Skip the pictures. Reproduce all other material exactly.

### DATASET RECORDS
● ● ● ●
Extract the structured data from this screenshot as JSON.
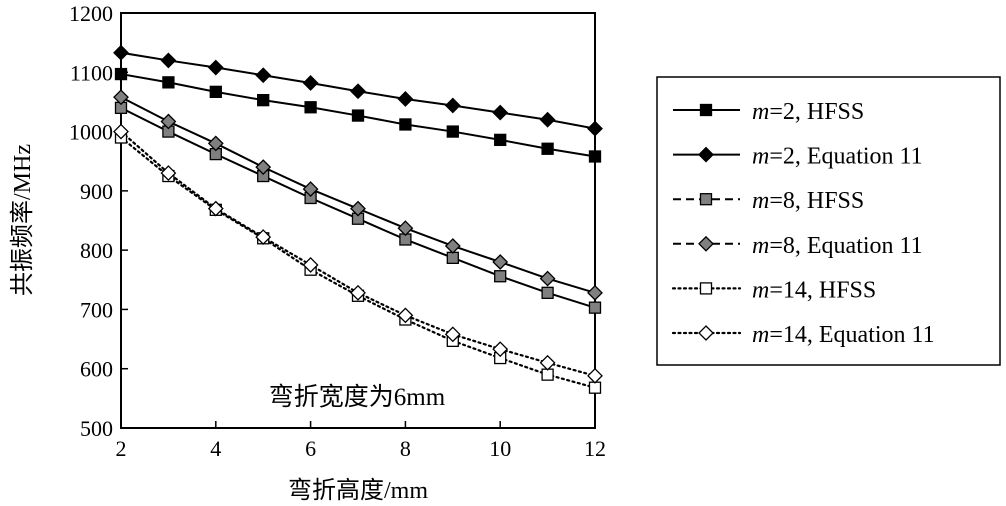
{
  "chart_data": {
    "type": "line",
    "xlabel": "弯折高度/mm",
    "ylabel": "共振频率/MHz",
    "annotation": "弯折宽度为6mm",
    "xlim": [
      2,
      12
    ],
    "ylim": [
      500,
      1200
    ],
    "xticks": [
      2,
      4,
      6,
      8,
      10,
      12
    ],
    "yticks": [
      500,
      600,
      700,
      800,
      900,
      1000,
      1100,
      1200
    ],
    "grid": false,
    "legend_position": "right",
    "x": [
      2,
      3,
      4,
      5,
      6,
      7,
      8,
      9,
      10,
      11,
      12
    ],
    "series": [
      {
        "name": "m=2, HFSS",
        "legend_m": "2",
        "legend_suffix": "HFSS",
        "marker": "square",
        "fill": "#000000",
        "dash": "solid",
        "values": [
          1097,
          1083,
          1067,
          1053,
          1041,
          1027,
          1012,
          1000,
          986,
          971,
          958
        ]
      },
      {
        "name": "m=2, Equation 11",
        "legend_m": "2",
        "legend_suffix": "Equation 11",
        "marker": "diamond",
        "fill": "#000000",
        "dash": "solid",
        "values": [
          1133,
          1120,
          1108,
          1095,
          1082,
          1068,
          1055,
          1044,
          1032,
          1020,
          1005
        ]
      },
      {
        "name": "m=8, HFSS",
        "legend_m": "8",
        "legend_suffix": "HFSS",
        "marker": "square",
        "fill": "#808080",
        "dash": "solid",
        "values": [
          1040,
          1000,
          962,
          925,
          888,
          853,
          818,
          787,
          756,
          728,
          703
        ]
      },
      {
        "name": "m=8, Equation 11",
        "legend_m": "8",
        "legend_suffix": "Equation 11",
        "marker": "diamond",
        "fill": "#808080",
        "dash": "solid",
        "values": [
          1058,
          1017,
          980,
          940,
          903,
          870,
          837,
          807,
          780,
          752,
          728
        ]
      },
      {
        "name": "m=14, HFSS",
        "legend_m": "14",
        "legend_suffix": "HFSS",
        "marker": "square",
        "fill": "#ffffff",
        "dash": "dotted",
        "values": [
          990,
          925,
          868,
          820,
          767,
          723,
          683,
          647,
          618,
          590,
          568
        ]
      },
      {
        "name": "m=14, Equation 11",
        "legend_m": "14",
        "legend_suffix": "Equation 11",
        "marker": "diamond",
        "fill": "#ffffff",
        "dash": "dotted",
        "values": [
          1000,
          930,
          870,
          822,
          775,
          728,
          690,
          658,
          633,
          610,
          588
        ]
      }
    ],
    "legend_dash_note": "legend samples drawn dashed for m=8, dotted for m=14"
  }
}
● ● ● ●
### OUTPUT FOR THIS EXERCISE
Extract the structured data from this screenshot as JSON.
{
  "chart_data": {
    "type": "line",
    "xlabel": "弯折高度/mm",
    "ylabel": "共振频率/MHz",
    "annotation": "弯折宽度为6mm",
    "xlim": [
      2,
      12
    ],
    "ylim": [
      500,
      1200
    ],
    "xticks": [
      2,
      4,
      6,
      8,
      10,
      12
    ],
    "yticks": [
      500,
      600,
      700,
      800,
      900,
      1000,
      1100,
      1200
    ],
    "grid": false,
    "legend_position": "right",
    "x": [
      2,
      3,
      4,
      5,
      6,
      7,
      8,
      9,
      10,
      11,
      12
    ],
    "series": [
      {
        "name": "m=2, HFSS",
        "legend_m": "2",
        "legend_suffix": "HFSS",
        "marker": "square",
        "fill": "#000000",
        "dash": "solid",
        "values": [
          1097,
          1083,
          1067,
          1053,
          1041,
          1027,
          1012,
          1000,
          986,
          971,
          958
        ]
      },
      {
        "name": "m=2, Equation 11",
        "legend_m": "2",
        "legend_suffix": "Equation 11",
        "marker": "diamond",
        "fill": "#000000",
        "dash": "solid",
        "values": [
          1133,
          1120,
          1108,
          1095,
          1082,
          1068,
          1055,
          1044,
          1032,
          1020,
          1005
        ]
      },
      {
        "name": "m=8, HFSS",
        "legend_m": "8",
        "legend_suffix": "HFSS",
        "marker": "square",
        "fill": "#808080",
        "dash": "solid",
        "values": [
          1040,
          1000,
          962,
          925,
          888,
          853,
          818,
          787,
          756,
          728,
          703
        ]
      },
      {
        "name": "m=8, Equation 11",
        "legend_m": "8",
        "legend_suffix": "Equation 11",
        "marker": "diamond",
        "fill": "#808080",
        "dash": "solid",
        "values": [
          1058,
          1017,
          980,
          940,
          903,
          870,
          837,
          807,
          780,
          752,
          728
        ]
      },
      {
        "name": "m=14, HFSS",
        "legend_m": "14",
        "legend_suffix": "HFSS",
        "marker": "square",
        "fill": "#ffffff",
        "dash": "dotted",
        "values": [
          990,
          925,
          868,
          820,
          767,
          723,
          683,
          647,
          618,
          590,
          568
        ]
      },
      {
        "name": "m=14, Equation 11",
        "legend_m": "14",
        "legend_suffix": "Equation 11",
        "marker": "diamond",
        "fill": "#ffffff",
        "dash": "dotted",
        "values": [
          1000,
          930,
          870,
          822,
          775,
          728,
          690,
          658,
          633,
          610,
          588
        ]
      }
    ],
    "legend_dash_note": "legend samples drawn dashed for m=8, dotted for m=14"
  }
}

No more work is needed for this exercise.